Rows
-------------------------

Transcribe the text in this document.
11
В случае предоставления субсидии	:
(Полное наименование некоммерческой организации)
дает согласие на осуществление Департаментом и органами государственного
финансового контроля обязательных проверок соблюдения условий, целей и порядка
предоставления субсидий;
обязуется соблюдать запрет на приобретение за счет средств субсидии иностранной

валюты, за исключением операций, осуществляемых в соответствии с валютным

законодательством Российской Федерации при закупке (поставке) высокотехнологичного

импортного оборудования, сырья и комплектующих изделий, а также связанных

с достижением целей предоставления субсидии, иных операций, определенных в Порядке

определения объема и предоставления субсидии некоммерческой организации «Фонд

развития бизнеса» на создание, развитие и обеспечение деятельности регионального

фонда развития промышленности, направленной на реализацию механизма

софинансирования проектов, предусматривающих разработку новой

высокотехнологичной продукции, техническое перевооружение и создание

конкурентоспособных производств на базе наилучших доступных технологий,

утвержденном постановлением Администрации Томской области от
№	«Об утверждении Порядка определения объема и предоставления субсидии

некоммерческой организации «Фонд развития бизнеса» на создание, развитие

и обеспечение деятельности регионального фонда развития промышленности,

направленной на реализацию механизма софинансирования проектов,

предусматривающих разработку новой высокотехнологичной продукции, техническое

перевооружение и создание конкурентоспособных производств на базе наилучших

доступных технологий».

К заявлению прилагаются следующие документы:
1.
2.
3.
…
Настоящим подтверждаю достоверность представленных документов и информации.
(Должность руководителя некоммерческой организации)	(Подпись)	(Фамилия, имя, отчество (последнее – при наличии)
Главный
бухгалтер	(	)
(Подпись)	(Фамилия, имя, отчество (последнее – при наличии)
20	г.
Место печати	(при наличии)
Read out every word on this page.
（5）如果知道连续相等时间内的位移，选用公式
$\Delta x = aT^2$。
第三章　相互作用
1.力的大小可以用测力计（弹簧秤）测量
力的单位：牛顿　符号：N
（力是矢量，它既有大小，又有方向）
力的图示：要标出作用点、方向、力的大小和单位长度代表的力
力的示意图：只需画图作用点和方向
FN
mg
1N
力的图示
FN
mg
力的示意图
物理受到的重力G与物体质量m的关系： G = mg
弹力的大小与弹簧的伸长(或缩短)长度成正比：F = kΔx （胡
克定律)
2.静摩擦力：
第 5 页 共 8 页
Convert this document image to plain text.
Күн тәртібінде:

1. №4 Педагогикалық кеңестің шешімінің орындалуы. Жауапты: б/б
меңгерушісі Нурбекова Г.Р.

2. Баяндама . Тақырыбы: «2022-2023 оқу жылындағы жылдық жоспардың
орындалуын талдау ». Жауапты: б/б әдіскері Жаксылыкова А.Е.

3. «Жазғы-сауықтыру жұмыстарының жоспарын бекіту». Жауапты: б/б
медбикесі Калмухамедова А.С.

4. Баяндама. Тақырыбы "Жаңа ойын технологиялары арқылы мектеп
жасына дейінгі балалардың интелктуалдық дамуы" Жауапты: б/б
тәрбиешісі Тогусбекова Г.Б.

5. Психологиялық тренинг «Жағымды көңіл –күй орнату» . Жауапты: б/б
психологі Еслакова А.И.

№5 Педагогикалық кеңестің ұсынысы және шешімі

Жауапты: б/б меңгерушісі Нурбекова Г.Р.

-------------------------

Required task
Transcribe the records above exactly, but only from the line that contains "Read out every word on this page." through their final line, inclusive.

Full answer
Read out every word on this page.
（5）如果知道连续相等时间内的位移，选用公式
$\Delta x = aT^2$。
第三章　相互作用
1.力的大小可以用测力计（弹簧秤）测量
力的单位：牛顿　符号：N
（力是矢量，它既有大小，又有方向）
力的图示：要标出作用点、方向、力的大小和单位长度代表的力
力的示意图：只需画图作用点和方向
FN
mg
1N
力的图示
FN
mg
力的示意图
物理受到的重力G与物体质量m的关系： G = mg
弹力的大小与弹簧的伸长(或缩短)长度成正比：F = kΔx （胡
克定律)
2.静摩擦力：
第 5 页 共 8 页
Convert this document image to plain text.
Күн тәртібінде:

1. №4 Педагогикалық кеңестің шешімінің орындалуы. Жауапты: б/б
меңгерушісі Нурбекова Г.Р.

2. Баяндама . Тақырыбы: «2022-2023 оқу жылындағы жылдық жоспардың
орындалуын талдау ». Жауапты: б/б әдіскері Жаксылыкова А.Е.

3. «Жазғы-сауықтыру жұмыстарының жоспарын бекіту». Жауапты: б/б
медбикесі Калмухамедова А.С.

4. Баяндама. Тақырыбы "Жаңа ойын технологиялары арқылы мектеп
жасына дейінгі балалардың интелктуалдық дамуы" Жауапты: б/б
тәрбиешісі Тогусбекова Г.Б.

5. Психологиялық тренинг «Жағымды көңіл –күй орнату» . Жауапты: б/б
психологі Еслакова А.И.

№5 Педагогикалық кеңестің ұсынысы және шешімі

Жауапты: б/б меңгерушісі Нурбекова Г.Р.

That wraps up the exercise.